● Written problem: Wherever the string "están" appears in the listing, copy that line.

* START Entries provided *

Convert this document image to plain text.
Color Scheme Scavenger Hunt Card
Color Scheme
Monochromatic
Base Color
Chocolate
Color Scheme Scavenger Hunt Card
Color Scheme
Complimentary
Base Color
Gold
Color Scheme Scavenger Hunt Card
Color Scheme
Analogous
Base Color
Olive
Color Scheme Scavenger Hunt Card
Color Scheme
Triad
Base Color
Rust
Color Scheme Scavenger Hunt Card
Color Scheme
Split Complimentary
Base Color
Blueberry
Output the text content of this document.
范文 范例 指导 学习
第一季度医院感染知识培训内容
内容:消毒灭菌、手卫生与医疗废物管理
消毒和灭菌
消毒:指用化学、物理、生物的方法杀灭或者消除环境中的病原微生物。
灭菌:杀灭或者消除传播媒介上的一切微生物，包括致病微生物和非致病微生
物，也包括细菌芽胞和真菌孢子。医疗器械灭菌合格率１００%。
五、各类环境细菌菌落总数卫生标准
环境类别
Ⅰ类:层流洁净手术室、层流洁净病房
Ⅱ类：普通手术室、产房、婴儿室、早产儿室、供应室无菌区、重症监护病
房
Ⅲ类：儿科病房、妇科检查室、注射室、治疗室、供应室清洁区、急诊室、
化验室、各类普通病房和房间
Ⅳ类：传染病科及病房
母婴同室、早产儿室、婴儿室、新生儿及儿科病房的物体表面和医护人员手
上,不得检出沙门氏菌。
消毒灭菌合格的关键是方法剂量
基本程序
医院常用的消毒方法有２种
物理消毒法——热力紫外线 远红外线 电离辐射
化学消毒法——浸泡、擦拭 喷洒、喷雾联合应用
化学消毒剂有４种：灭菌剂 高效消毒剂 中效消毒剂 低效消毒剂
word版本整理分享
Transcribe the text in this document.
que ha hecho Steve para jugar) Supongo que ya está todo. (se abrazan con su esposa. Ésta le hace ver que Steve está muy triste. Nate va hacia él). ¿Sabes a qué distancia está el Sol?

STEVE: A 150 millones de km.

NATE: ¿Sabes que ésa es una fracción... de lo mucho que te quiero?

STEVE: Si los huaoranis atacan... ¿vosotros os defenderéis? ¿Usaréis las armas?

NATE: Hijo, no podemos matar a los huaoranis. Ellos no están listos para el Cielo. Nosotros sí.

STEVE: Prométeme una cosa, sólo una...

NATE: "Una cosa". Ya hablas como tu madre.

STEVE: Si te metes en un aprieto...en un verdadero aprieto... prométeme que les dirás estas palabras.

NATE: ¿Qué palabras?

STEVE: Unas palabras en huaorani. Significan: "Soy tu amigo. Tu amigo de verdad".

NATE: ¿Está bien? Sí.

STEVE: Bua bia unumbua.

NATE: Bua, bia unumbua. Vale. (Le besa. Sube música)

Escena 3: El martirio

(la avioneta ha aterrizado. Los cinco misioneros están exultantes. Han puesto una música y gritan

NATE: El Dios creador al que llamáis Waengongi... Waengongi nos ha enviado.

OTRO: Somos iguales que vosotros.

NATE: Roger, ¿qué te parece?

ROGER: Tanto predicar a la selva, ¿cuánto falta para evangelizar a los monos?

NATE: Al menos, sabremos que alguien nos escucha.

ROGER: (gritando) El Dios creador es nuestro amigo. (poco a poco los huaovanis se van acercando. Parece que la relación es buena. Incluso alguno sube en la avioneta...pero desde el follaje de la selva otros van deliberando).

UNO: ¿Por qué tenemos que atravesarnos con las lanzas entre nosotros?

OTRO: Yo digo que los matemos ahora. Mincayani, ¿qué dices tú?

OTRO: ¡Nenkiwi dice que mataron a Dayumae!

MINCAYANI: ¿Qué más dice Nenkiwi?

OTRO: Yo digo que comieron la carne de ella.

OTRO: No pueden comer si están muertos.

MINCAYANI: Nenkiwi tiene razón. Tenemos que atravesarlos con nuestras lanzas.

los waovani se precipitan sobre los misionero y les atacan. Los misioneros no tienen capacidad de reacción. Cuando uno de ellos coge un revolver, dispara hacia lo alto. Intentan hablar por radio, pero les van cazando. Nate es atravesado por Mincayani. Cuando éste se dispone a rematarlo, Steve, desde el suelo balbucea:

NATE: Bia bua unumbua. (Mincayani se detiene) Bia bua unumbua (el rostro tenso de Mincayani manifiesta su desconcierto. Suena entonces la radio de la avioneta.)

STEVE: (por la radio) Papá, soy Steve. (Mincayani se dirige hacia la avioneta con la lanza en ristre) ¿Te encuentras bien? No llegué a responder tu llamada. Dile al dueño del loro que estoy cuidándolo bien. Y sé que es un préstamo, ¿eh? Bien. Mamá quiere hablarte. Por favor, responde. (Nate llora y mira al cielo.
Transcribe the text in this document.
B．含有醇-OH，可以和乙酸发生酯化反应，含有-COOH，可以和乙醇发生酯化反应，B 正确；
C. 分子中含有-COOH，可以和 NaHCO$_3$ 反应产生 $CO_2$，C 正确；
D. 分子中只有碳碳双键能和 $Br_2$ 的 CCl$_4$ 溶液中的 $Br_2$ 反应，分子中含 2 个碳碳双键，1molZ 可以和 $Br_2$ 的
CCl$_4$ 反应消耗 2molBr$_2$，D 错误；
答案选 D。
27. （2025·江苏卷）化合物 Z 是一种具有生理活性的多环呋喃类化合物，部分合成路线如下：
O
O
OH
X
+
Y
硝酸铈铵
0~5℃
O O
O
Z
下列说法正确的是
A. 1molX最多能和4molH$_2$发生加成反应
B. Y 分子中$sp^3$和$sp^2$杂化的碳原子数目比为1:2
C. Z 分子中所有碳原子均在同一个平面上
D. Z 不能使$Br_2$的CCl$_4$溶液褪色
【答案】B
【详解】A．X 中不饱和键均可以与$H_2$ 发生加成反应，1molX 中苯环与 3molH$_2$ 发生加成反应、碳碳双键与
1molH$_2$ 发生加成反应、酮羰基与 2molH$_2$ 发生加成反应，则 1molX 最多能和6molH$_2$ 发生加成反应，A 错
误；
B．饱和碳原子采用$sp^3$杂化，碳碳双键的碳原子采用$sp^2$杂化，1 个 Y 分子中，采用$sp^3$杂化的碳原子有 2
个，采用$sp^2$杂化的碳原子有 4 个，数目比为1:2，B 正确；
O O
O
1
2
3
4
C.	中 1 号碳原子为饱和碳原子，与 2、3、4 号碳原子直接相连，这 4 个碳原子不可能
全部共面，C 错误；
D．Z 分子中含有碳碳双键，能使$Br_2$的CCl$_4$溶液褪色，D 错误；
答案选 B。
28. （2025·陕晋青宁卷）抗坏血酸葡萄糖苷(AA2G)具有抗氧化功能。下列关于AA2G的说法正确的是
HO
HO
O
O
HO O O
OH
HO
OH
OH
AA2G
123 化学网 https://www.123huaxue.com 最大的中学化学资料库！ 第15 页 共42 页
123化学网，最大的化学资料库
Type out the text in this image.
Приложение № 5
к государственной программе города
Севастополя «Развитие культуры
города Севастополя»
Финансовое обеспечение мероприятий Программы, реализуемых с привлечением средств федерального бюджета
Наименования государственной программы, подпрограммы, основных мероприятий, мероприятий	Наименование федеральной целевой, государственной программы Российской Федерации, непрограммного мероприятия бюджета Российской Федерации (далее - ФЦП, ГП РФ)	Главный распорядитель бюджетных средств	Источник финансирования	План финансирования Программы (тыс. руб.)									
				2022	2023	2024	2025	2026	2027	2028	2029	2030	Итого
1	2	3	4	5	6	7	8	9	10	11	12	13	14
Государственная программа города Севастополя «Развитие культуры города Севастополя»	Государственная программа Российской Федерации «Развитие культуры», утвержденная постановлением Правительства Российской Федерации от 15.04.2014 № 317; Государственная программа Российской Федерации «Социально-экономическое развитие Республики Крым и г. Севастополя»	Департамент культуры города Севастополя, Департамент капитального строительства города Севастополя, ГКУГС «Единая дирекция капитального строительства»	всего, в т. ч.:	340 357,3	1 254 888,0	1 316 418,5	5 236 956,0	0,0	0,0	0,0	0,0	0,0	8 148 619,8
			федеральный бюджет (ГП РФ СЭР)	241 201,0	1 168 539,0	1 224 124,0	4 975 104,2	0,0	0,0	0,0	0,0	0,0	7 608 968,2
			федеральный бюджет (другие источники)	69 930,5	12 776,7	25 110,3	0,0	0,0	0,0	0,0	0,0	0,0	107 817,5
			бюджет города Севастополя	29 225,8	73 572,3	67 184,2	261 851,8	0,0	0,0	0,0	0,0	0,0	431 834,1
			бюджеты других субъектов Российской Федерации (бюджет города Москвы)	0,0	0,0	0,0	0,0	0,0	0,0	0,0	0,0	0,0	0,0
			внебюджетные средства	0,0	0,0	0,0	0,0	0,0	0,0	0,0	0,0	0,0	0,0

* END Entries provided *

● Worked solution:
NATE: Hijo, no podemos matar a los huaoranis. Ellos no están listos para el Cielo. Nosotros sí.
(la avioneta ha aterrizado. Los cinco misioneros están exultantes. Han puesto una música y gritan
OTRO: No pueden comer si están muertos.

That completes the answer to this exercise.